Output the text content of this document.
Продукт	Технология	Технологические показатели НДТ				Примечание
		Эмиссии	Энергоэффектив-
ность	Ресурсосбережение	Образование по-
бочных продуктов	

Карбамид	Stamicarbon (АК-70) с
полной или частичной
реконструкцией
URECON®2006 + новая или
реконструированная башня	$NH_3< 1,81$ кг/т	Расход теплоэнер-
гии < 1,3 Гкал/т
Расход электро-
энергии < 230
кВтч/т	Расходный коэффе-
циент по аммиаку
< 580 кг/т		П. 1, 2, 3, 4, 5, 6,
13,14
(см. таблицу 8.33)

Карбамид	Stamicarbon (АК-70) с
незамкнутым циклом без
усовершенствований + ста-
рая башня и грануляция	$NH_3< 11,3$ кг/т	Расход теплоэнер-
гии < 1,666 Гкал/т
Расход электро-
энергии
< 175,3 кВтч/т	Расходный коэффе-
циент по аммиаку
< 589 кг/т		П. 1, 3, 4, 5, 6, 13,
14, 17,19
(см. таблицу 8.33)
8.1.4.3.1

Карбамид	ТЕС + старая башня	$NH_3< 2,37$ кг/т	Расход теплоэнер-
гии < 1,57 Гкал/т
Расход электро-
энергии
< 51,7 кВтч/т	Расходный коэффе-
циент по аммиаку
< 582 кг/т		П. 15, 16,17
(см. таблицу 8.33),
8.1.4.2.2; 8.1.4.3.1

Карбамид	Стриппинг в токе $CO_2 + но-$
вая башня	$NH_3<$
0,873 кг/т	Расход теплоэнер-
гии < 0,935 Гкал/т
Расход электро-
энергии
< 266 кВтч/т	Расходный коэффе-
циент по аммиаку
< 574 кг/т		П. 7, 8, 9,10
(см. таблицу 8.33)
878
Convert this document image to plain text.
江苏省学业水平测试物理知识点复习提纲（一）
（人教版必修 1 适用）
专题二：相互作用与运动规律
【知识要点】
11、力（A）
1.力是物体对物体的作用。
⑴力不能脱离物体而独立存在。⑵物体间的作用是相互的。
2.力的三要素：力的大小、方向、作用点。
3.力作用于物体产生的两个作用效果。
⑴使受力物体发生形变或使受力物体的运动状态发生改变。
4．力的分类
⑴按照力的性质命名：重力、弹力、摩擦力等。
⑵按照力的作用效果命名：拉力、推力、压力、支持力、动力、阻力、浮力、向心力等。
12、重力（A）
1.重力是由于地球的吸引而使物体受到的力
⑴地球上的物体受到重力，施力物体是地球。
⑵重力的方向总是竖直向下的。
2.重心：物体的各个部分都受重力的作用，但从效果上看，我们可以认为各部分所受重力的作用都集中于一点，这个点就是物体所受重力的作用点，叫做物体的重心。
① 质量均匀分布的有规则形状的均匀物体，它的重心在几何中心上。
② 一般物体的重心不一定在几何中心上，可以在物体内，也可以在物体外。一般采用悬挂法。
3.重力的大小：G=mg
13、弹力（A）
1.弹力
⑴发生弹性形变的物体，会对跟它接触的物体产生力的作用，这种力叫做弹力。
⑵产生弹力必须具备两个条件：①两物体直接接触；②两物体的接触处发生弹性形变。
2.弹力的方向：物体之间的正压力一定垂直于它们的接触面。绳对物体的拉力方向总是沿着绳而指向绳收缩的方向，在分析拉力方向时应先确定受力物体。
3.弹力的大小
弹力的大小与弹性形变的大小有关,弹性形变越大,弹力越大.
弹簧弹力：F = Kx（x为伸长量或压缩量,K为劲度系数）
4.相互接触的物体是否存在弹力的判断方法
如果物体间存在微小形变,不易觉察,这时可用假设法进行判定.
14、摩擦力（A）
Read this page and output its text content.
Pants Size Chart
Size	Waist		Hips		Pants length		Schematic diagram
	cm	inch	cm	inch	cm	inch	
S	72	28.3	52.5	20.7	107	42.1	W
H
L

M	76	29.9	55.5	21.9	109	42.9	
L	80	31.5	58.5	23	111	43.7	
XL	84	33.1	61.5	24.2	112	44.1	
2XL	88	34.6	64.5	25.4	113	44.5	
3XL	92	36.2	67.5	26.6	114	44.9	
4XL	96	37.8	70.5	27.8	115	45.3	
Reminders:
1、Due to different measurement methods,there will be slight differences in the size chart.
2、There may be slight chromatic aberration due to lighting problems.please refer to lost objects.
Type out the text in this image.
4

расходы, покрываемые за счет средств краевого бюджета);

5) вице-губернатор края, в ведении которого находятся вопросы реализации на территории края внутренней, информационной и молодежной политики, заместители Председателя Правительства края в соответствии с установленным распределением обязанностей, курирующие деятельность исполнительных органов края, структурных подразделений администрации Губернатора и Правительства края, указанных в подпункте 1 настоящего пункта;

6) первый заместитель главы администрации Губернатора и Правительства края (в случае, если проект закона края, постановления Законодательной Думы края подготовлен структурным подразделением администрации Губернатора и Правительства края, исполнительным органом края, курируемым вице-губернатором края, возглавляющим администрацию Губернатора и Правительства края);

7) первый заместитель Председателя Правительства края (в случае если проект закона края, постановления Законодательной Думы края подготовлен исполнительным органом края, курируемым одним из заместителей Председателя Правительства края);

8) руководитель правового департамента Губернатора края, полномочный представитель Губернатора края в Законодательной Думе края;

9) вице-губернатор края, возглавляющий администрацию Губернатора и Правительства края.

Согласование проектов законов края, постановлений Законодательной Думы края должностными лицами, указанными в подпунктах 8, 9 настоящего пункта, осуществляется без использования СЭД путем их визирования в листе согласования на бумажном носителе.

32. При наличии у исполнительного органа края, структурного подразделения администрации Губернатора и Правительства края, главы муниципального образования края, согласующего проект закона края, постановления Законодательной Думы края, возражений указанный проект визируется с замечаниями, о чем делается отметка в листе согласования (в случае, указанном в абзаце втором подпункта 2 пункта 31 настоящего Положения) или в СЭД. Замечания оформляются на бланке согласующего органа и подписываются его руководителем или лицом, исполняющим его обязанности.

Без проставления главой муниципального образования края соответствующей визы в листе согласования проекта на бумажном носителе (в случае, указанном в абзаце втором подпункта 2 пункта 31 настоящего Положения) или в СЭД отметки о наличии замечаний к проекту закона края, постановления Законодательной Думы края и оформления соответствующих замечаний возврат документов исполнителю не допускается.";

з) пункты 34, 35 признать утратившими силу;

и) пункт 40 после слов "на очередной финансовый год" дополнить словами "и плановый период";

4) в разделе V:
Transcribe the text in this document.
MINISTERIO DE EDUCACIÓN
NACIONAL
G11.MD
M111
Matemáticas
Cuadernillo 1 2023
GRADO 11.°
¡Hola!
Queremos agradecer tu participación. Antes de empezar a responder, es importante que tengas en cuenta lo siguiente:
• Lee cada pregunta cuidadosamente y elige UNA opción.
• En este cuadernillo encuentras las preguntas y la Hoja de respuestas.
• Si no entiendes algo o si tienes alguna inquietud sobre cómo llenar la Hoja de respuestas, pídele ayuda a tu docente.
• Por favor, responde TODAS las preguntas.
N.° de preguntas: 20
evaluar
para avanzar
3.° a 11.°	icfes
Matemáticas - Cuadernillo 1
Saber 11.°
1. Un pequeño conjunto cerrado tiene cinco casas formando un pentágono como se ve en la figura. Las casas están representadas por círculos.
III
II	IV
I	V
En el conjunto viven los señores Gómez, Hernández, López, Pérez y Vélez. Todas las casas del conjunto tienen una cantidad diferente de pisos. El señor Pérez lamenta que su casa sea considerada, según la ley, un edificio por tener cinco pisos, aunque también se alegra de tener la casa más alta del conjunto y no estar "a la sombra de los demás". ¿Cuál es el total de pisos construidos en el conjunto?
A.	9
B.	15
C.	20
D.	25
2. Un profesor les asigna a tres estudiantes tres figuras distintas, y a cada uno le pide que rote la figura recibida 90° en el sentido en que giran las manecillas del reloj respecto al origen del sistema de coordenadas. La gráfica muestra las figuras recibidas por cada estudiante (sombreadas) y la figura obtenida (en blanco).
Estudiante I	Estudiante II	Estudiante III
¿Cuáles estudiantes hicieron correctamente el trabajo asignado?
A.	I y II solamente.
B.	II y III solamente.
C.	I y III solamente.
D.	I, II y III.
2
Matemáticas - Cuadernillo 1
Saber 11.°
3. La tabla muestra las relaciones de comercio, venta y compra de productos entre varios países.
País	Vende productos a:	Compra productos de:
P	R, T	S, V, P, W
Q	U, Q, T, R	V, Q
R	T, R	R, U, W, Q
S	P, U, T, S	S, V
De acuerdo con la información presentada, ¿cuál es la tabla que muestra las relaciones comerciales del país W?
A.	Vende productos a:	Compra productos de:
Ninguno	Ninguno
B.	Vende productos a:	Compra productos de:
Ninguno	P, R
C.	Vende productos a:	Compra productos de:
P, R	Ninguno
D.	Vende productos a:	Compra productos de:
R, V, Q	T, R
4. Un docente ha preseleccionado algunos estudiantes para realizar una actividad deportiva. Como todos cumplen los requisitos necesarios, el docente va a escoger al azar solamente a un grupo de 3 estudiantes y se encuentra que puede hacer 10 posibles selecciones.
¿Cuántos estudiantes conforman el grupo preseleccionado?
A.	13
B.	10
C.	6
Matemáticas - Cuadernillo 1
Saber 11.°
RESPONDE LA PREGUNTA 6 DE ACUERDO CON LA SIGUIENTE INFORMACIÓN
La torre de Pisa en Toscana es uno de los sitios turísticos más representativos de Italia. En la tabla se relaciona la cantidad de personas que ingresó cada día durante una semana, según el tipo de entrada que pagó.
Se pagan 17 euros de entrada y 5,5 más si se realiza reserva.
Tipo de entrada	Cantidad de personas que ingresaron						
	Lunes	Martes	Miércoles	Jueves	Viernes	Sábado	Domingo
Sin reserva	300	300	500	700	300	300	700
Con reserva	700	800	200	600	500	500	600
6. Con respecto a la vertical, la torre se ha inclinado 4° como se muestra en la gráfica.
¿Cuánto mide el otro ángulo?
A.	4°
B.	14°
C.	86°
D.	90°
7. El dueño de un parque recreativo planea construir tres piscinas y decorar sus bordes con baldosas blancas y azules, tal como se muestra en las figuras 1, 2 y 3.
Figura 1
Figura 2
────
__Problem to solve__
Scan the lines above for "tabla", then copy every one that has it.

__Response__
3. La tabla muestra las relaciones de comercio, venta y compra de productos entre varios países.
De acuerdo con la información presentada, ¿cuál es la tabla que muestra las relaciones comerciales del país W?
La torre de Pisa en Toscana es uno de los sitios turísticos más representativos de Italia. En la tabla se relaciona la cantidad de personas que ingresó cada día durante una semana, según el tipo de entrada que pagó.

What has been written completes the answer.